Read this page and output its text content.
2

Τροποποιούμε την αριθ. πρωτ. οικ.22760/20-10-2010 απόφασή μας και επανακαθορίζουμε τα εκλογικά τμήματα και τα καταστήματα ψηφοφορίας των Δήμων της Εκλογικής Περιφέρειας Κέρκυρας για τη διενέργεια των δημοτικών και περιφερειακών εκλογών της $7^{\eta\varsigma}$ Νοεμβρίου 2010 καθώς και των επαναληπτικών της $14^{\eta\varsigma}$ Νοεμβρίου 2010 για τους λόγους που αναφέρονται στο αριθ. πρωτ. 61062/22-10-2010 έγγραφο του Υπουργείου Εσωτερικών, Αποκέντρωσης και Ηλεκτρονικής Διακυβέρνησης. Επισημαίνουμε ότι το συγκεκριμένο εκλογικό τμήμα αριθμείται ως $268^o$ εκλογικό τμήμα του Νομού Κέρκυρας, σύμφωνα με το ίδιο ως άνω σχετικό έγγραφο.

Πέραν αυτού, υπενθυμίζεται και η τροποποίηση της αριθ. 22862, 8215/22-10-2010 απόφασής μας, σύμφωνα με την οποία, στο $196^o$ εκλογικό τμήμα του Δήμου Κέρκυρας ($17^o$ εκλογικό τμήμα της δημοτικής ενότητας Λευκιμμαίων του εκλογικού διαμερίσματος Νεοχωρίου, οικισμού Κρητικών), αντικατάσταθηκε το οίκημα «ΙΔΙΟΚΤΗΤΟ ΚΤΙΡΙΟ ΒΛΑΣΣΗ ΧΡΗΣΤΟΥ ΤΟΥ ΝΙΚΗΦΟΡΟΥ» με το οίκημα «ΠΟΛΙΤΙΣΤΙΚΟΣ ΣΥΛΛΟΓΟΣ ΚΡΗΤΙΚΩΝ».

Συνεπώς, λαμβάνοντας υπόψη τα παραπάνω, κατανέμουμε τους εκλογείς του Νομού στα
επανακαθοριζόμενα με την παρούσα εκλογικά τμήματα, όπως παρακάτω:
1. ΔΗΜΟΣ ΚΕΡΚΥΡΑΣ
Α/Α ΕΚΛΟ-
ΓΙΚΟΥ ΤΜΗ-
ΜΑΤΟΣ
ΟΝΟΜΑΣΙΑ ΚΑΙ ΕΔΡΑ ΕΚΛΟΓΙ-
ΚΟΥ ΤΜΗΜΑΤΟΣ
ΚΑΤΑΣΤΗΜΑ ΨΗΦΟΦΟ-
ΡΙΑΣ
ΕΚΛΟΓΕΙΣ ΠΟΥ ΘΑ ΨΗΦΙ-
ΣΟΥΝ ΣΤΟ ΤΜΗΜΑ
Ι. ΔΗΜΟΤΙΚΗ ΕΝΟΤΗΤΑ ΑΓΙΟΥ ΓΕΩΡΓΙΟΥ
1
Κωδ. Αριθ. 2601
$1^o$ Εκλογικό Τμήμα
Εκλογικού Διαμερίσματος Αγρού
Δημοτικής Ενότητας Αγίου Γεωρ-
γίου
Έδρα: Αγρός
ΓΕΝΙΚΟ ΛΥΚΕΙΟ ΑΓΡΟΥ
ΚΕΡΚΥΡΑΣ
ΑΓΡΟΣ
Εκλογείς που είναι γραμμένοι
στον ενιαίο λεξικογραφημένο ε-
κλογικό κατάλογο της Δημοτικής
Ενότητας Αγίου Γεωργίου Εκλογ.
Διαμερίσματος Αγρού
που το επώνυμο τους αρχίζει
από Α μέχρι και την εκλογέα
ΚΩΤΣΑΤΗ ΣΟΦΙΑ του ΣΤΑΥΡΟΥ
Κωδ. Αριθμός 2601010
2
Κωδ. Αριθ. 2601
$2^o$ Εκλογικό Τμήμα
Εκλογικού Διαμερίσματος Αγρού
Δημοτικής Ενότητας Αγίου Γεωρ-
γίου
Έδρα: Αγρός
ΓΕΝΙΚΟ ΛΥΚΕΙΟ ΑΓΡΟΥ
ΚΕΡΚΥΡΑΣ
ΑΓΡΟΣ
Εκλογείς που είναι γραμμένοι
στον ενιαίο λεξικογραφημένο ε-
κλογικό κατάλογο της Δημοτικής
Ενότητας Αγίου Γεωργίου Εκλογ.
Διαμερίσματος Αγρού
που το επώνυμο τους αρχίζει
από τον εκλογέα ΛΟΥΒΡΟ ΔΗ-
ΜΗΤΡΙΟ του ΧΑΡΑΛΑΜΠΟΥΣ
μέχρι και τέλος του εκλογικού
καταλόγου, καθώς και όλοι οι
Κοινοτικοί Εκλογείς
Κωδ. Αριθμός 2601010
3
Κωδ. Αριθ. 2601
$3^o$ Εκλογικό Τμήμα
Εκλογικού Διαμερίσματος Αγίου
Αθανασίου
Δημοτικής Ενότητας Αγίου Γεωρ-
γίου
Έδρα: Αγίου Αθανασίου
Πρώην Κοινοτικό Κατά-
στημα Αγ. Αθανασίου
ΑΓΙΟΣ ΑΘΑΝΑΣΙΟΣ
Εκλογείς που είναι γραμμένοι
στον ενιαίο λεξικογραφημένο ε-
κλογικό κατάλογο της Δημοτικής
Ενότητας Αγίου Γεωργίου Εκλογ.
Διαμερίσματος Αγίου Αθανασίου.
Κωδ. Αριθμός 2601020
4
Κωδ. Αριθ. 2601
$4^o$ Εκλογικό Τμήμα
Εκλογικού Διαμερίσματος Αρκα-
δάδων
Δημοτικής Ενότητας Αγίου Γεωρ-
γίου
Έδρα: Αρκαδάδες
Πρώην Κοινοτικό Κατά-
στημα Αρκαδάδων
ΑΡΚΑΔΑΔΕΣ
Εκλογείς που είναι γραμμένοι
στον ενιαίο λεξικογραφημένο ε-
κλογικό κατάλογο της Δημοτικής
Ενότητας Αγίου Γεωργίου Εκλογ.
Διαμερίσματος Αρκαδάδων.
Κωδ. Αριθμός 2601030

Problem description >>
Find the string "Αθανασίου" in the entries above and return each line that holds it.

The response >>
Αθανασίου
Έδρα: Αγίου Αθανασίου
στημα Αγ. Αθανασίου
Διαμερίσματος Αγίου Αθανασίου.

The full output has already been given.